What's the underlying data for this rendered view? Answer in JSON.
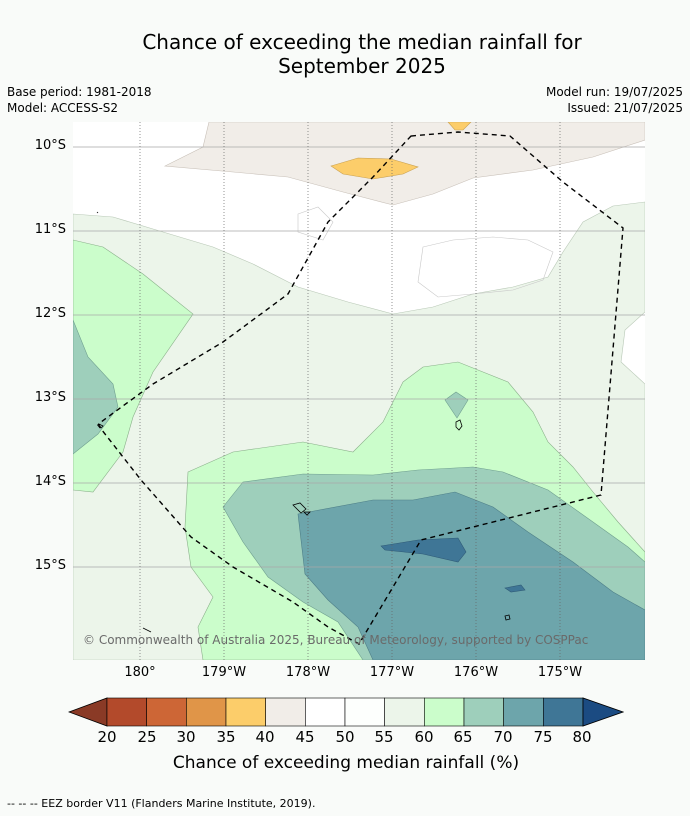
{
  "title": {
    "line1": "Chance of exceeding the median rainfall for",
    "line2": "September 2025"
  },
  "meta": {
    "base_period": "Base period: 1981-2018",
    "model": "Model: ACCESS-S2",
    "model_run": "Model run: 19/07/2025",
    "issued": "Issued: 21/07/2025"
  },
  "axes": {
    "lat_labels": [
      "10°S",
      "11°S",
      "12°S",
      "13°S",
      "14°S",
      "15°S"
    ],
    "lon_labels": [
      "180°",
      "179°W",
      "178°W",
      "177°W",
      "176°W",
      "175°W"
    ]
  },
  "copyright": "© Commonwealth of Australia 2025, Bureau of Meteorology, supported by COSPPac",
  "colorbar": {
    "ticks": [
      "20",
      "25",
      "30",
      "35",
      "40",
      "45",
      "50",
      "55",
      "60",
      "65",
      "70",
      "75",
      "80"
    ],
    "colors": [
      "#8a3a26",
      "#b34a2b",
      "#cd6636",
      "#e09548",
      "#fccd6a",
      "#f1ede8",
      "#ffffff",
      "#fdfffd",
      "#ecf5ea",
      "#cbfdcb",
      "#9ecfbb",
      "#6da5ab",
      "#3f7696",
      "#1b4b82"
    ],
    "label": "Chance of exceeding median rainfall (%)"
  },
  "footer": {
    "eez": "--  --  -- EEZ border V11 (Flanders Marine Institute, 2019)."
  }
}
==
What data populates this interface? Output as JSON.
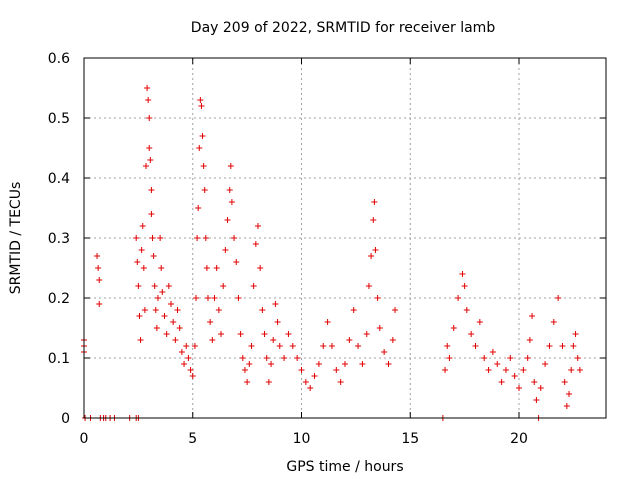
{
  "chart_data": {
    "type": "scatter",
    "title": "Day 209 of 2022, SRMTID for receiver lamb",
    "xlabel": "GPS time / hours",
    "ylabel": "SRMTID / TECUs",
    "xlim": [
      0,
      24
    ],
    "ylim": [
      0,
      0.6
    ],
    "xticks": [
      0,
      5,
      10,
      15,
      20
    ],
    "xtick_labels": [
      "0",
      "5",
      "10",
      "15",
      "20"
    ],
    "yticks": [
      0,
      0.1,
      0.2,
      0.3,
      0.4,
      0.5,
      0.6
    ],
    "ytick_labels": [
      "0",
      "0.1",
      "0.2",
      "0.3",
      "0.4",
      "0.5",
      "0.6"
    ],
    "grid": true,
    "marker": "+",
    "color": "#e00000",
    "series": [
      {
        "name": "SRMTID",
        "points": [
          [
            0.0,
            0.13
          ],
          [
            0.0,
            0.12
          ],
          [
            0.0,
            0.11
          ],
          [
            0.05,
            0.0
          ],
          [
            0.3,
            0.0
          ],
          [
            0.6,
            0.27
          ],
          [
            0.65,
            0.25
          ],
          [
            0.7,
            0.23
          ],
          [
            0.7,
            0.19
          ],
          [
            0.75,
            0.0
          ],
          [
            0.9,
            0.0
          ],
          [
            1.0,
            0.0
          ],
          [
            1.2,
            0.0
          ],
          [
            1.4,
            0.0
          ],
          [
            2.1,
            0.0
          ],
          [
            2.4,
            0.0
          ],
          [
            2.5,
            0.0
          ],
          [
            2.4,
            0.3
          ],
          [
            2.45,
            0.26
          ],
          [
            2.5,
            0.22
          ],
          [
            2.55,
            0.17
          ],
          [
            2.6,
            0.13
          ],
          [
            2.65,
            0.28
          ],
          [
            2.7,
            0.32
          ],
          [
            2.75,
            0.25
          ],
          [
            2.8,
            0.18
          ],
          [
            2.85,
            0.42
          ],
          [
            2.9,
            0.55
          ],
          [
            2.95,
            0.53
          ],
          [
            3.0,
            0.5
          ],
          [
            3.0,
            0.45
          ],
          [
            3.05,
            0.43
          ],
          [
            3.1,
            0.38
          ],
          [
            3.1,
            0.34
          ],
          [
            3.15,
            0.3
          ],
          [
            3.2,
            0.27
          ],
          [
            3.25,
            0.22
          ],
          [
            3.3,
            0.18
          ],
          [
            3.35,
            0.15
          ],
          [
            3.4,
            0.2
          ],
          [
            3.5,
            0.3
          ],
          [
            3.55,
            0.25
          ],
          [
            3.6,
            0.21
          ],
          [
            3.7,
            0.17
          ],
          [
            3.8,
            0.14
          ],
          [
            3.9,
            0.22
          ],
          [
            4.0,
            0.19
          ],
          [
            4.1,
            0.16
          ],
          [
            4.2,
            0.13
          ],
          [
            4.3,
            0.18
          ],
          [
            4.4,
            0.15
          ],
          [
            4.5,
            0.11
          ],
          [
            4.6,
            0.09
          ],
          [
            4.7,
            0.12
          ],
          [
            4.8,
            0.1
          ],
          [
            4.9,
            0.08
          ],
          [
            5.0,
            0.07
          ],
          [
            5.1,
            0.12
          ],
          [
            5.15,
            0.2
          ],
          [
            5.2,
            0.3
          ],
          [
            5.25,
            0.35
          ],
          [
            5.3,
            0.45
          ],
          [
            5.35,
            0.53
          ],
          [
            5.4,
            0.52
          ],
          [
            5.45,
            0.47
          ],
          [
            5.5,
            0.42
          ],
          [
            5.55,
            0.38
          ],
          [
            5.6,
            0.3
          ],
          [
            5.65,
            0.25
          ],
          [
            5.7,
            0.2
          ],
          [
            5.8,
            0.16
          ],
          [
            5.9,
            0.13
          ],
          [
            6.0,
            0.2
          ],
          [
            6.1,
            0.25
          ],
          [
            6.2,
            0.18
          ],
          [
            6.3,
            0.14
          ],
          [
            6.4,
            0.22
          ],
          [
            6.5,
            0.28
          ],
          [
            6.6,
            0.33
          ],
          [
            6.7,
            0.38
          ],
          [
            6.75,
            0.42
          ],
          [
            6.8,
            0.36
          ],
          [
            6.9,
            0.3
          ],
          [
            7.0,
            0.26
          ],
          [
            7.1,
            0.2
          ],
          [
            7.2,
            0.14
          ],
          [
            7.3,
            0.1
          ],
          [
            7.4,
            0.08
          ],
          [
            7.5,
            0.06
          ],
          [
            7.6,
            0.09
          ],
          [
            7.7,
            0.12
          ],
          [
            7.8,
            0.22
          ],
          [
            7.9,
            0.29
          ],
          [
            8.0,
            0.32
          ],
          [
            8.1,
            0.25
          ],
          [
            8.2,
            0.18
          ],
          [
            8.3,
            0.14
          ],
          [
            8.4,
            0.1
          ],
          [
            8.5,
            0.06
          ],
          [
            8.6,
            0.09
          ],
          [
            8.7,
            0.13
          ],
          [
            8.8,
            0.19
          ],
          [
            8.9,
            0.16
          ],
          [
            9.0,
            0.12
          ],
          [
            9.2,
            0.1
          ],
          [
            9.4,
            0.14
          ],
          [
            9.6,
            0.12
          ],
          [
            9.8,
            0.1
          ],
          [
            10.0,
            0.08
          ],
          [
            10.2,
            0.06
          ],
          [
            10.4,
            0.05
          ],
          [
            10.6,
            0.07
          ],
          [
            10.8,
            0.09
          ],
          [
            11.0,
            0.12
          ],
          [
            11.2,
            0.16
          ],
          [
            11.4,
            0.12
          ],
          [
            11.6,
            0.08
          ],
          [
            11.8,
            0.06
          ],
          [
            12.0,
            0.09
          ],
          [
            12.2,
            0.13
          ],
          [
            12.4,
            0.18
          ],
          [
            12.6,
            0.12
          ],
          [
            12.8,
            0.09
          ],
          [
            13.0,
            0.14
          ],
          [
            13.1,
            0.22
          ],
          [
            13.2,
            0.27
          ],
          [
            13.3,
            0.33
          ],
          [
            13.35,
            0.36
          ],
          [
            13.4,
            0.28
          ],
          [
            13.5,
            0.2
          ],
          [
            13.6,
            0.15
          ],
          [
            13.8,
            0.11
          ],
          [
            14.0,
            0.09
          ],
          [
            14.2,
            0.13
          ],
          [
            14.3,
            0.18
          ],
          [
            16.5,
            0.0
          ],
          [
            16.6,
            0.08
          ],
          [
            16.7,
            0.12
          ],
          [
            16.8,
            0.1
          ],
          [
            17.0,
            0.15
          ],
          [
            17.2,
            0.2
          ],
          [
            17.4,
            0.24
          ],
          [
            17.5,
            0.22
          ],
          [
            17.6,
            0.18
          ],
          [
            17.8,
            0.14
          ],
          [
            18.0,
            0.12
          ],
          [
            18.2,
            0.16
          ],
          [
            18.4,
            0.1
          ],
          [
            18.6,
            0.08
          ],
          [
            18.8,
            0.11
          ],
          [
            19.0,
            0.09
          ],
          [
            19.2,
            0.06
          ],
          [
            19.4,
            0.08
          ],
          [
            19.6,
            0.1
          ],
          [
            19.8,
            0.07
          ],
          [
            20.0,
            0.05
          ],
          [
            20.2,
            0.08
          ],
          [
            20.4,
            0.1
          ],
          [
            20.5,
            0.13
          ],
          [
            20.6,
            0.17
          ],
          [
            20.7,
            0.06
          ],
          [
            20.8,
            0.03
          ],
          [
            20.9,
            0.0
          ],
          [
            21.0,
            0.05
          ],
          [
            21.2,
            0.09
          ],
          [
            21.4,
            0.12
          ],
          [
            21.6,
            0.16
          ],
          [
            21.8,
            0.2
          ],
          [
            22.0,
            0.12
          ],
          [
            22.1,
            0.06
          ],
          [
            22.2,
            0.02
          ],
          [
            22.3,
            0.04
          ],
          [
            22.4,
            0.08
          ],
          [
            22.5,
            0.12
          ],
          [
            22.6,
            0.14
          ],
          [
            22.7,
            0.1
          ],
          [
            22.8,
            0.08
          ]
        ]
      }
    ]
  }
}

Direction
Copy in full each line that holds the word "median".

Reply
    "line1": "Chance of exceeding the median rainfall for",
    "label": "Chance of exceeding median rainfall (%)"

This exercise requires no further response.